Format every line of the listing below as a JSON list of strings, one string per line, skipping any blank lines.

[Lines from a layout dataset]
━━━━━━━━

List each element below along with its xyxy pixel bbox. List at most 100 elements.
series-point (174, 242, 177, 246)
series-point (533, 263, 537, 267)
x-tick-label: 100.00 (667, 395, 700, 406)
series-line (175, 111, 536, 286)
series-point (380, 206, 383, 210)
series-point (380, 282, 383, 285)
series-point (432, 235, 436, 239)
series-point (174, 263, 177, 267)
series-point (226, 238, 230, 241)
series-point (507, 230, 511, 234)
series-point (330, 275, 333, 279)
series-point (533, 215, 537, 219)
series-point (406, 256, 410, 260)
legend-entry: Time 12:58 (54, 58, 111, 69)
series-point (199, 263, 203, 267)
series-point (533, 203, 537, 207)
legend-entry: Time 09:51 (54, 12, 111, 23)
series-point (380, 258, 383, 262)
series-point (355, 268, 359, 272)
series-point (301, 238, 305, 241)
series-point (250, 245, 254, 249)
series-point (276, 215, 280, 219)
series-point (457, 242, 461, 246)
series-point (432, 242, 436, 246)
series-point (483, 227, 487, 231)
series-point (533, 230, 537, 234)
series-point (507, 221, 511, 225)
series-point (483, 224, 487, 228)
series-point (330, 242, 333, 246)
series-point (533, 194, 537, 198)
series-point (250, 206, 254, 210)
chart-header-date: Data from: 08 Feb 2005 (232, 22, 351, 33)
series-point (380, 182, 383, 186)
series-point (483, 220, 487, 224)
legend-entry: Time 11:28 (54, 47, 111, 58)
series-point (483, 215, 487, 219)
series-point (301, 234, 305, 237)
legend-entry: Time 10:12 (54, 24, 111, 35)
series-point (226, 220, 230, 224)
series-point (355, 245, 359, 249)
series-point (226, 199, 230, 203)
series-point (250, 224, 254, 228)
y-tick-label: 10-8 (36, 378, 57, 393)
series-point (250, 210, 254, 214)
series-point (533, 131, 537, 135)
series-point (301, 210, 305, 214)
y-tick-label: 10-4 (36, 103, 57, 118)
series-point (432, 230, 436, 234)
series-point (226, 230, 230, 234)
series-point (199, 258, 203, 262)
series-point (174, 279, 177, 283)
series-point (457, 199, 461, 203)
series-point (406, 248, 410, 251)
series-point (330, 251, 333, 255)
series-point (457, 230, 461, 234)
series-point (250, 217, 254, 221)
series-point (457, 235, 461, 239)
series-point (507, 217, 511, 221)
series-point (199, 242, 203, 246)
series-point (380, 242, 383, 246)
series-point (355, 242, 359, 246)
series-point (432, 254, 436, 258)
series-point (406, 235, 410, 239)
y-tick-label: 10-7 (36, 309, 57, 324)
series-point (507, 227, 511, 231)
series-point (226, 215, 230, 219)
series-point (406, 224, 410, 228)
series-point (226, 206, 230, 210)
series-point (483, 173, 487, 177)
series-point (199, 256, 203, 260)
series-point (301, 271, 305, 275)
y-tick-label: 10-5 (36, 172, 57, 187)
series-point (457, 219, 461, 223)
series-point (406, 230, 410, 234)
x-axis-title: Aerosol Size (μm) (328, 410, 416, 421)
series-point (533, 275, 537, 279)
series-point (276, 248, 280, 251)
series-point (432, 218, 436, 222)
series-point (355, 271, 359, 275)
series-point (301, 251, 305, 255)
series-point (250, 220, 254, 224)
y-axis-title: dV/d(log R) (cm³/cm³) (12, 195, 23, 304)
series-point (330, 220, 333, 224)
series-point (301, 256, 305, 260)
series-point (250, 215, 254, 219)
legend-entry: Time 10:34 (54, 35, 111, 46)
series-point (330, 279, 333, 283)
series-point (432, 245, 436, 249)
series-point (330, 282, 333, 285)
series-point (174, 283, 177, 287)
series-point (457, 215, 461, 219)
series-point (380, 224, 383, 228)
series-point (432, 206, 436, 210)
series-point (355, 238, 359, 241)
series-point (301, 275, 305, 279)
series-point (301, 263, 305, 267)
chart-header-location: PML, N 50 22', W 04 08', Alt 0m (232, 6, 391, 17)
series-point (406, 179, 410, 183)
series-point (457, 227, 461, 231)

━━━━━━━━

### Exercise result
[
  "List each element below along with its xyxy pixel bbox. List at most 100 elements.",
  "series-point (174, 242, 177, 246)",
  "series-point (533, 263, 537, 267)",
  "x-tick-label: 100.00 (667, 395, 700, 406)",
  "series-line (175, 111, 536, 286)",
  "series-point (380, 206, 383, 210)",
  "series-point (380, 282, 383, 285)",
  "series-point (432, 235, 436, 239)",
  "series-point (174, 263, 177, 267)",
  "series-point (226, 238, 230, 241)",
  "series-point (507, 230, 511, 234)",
  "series-point (330, 275, 333, 279)",
  "series-point (533, 215, 537, 219)",
  "series-point (406, 256, 410, 260)",
  "legend-entry: Time 12:58 (54, 58, 111, 69)",
  "series-point (199, 263, 203, 267)",
  "series-point (533, 203, 537, 207)",
  "legend-entry: Time 09:51 (54, 12, 111, 23)",
  "series-point (380, 258, 383, 262)",
  "series-point (355, 268, 359, 272)",
  "series-point (301, 238, 305, 241)",
  "series-point (250, 245, 254, 249)",
  "series-point (276, 215, 280, 219)",
  "series-point (457, 242, 461, 246)",
  "series-point (432, 242, 436, 246)",
  "series-point (483, 227, 487, 231)",
  "series-point (533, 230, 537, 234)",
  "series-point (507, 221, 511, 225)",
  "series-point (483, 224, 487, 228)",
  "series-point (330, 242, 333, 246)",
  "series-point (533, 194, 537, 198)",
  "series-point (250, 206, 254, 210)",
  "chart-header-date: Data from: 08 Feb 2005 (232, 22, 351, 33)",
  "series-point (380, 182, 383, 186)",
  "series-point (483, 220, 487, 224)",
  "legend-entry: Time 11:28 (54, 47, 111, 58)",
  "series-point (483, 215, 487, 219)",
  "series-point (301, 234, 305, 237)",
  "legend-entry: Time 10:12 (54, 24, 111, 35)",
  "series-point (226, 220, 230, 224)",
  "series-point (355, 245, 359, 249)",
  "series-point (226, 199, 230, 203)",
  "series-point (250, 224, 254, 228)",
  "y-tick-label: 10-8 (36, 378, 57, 393)",
  "series-point (250, 210, 254, 214)",
  "series-point (533, 131, 537, 135)",
  "series-point (301, 210, 305, 214)",
  "y-tick-label: 10-4 (36, 103, 57, 118)",
  "series-point (432, 230, 436, 234)",
  "series-point (226, 230, 230, 234)",
  "series-point (199, 258, 203, 262)",
  "series-point (174, 279, 177, 283)",
  "series-point (457, 199, 461, 203)",
  "series-point (406, 248, 410, 251)",
  "series-point (330, 251, 333, 255)",
  "series-point (457, 230, 461, 234)",
  "series-point (250, 217, 254, 221)",
  "series-point (457, 235, 461, 239)",
  "series-point (507, 217, 511, 221)",
  "series-point (199, 242, 203, 246)",
  "series-point (380, 242, 383, 246)",
  "series-point (355, 242, 359, 246)",
  "series-point (432, 254, 436, 258)",
  "series-point (406, 235, 410, 239)",
  "y-tick-label: 10-7 (36, 309, 57, 324)",
  "series-point (507, 227, 511, 231)",
  "series-point (226, 215, 230, 219)",
  "series-point (406, 224, 410, 228)",
  "series-point (226, 206, 230, 210)",
  "series-point (483, 173, 487, 177)",
  "series-point (199, 256, 203, 260)",
  "series-point (301, 271, 305, 275)",
  "y-tick-label: 10-5 (36, 172, 57, 187)",
  "series-point (457, 219, 461, 223)",
  "series-point (406, 230, 410, 234)",
  "x-axis-title: Aerosol Size (μm) (328, 410, 416, 421)",
  "series-point (533, 275, 537, 279)",
  "series-point (276, 248, 280, 251)",
  "series-point (432, 218, 436, 222)",
  "series-point (355, 271, 359, 275)",
  "series-point (301, 251, 305, 255)",
  "series-point (250, 220, 254, 224)",
  "y-axis-title: dV/d(log R) (cm³/cm³) (12, 195, 23, 304)",
  "series-point (330, 220, 333, 224)",
  "series-point (301, 256, 305, 260)",
  "series-point (250, 215, 254, 219)",
  "legend-entry: Time 10:34 (54, 35, 111, 46)",
  "series-point (330, 279, 333, 283)",
  "series-point (432, 245, 436, 249)",
  "series-point (330, 282, 333, 285)",
  "series-point (174, 283, 177, 287)",
  "series-point (457, 215, 461, 219)",
  "series-point (380, 224, 383, 228)",
  "series-point (432, 206, 436, 210)",
  "series-point (355, 238, 359, 241)",
  "series-point (301, 275, 305, 279)",
  "series-point (301, 263, 305, 267)",
  "chart-header-location: PML, N 50 22', W 04 08', Alt 0m (232, 6, 391, 17)",
  "series-point (406, 179, 410, 183)",
  "series-point (457, 227, 461, 231)"
]